## Begin MATERIAL FOR THIS EXERCISE

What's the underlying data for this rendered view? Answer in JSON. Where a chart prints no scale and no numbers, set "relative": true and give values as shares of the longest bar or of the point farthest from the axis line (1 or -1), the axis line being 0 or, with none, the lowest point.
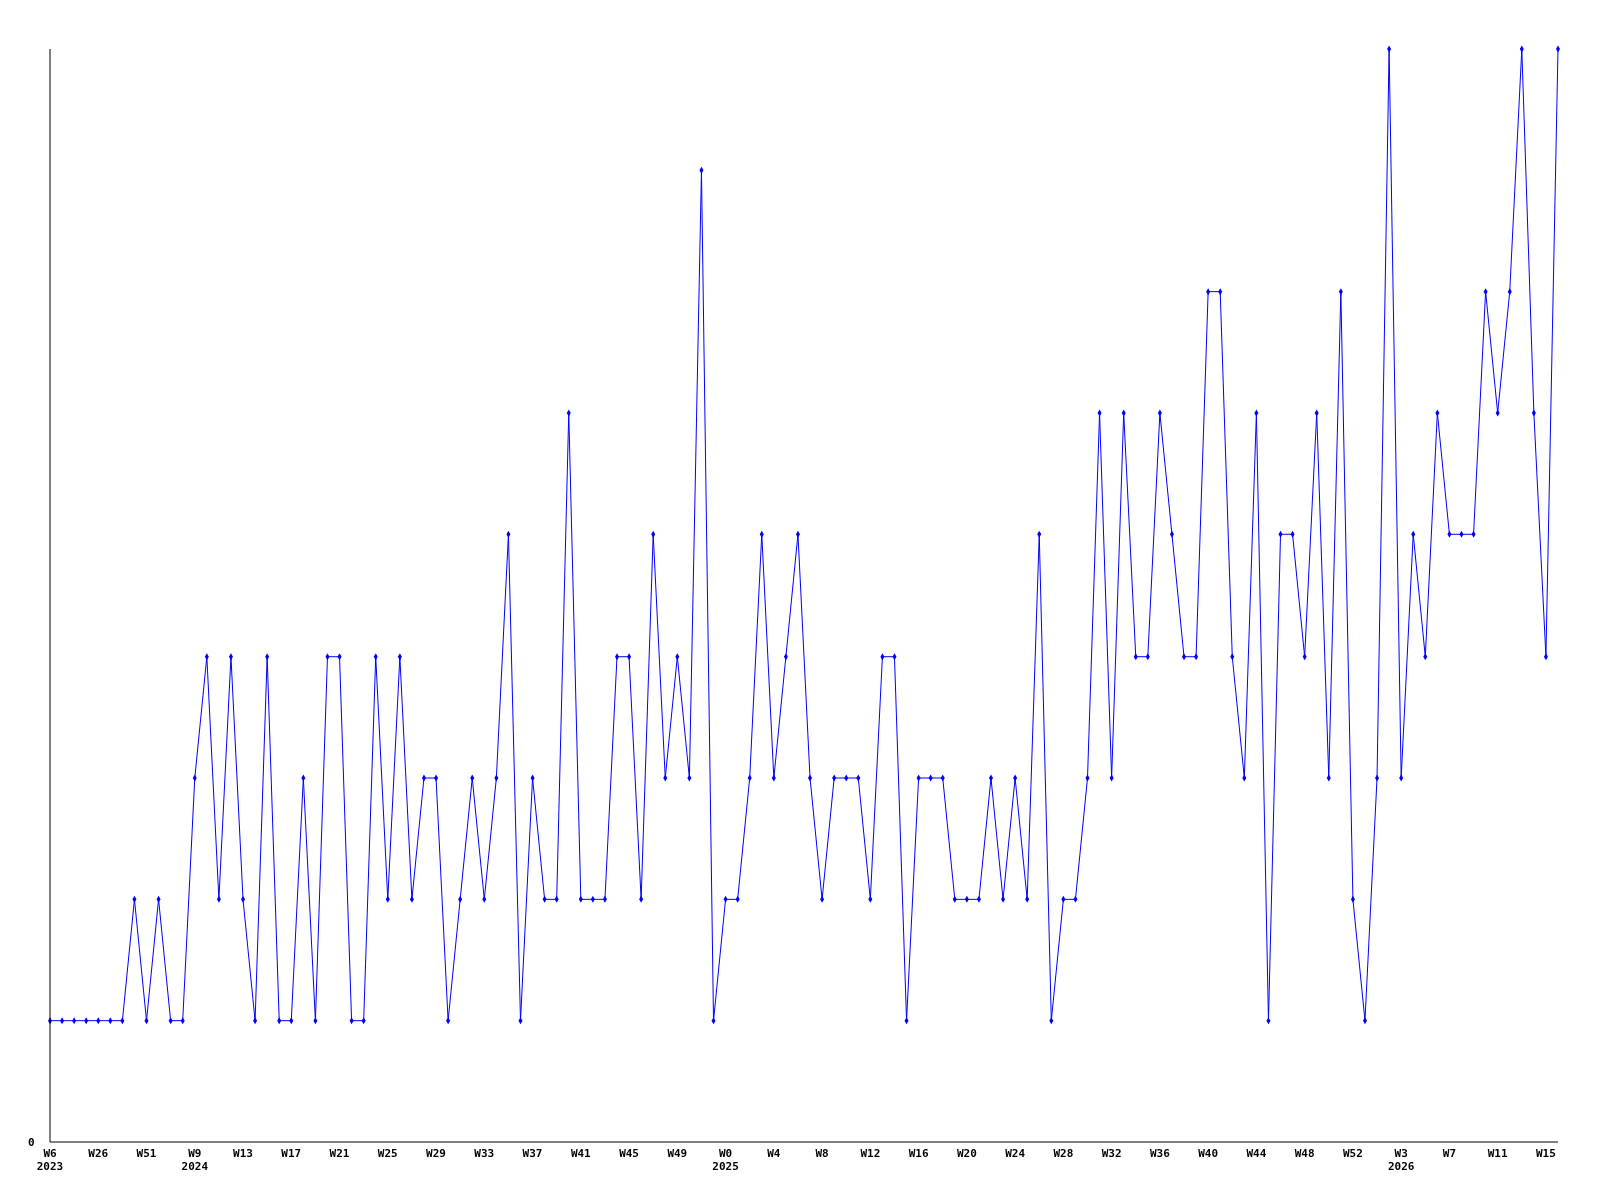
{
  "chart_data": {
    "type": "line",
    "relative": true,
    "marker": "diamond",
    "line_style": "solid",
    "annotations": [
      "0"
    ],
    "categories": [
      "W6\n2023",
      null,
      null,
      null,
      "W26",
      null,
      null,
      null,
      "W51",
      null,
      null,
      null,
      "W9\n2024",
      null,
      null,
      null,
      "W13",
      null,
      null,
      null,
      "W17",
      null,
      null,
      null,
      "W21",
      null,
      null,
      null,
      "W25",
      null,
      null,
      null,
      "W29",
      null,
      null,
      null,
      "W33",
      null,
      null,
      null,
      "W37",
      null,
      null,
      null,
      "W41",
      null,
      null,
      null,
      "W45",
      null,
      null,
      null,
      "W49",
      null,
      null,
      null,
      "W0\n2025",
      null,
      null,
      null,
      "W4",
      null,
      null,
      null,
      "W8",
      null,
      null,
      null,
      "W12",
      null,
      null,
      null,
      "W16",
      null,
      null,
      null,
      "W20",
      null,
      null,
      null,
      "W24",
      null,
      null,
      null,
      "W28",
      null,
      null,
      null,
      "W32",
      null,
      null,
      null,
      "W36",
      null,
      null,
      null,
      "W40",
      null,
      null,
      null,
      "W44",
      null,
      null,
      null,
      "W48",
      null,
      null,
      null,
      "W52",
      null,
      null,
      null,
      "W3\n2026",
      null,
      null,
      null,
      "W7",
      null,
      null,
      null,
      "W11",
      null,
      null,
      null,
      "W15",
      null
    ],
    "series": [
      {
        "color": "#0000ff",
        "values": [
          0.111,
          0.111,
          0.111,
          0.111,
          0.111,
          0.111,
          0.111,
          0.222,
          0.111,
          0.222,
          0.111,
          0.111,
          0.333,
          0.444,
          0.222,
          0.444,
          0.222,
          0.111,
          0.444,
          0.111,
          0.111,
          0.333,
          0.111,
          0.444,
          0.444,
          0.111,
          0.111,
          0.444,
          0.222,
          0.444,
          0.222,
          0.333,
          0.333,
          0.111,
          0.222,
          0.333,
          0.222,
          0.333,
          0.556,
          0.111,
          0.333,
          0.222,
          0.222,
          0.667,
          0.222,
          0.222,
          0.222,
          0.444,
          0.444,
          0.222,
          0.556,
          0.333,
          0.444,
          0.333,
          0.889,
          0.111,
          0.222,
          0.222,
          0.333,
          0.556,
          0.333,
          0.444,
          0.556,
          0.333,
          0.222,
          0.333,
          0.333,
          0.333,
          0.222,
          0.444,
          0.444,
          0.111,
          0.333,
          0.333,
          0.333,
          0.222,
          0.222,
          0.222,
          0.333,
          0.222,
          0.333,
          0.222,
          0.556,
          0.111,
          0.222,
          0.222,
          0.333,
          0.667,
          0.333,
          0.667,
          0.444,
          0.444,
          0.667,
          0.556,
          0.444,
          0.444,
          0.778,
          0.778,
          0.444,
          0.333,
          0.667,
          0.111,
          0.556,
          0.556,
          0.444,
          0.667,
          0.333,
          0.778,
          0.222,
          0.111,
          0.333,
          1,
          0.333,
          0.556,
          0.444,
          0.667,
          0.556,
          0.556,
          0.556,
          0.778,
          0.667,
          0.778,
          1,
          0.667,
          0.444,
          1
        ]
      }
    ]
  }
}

## End MATERIAL FOR THIS EXERCISE
## Begin MATERIAL FOR THIS EXERCISE

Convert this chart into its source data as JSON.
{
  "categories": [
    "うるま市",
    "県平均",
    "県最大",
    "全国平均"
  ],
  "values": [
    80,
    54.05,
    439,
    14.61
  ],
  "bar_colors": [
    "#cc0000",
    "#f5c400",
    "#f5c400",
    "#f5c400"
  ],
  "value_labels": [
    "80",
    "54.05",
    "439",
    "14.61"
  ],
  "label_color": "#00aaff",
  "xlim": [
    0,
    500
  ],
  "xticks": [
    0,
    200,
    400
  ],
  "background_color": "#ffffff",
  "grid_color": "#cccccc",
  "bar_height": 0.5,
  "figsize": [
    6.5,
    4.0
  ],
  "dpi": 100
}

## End MATERIAL FOR THIS EXERCISE

Above are entries; state the number of lines among them that contain "values", and nothing else.

SOLUTION TO THE EXERCISE – 3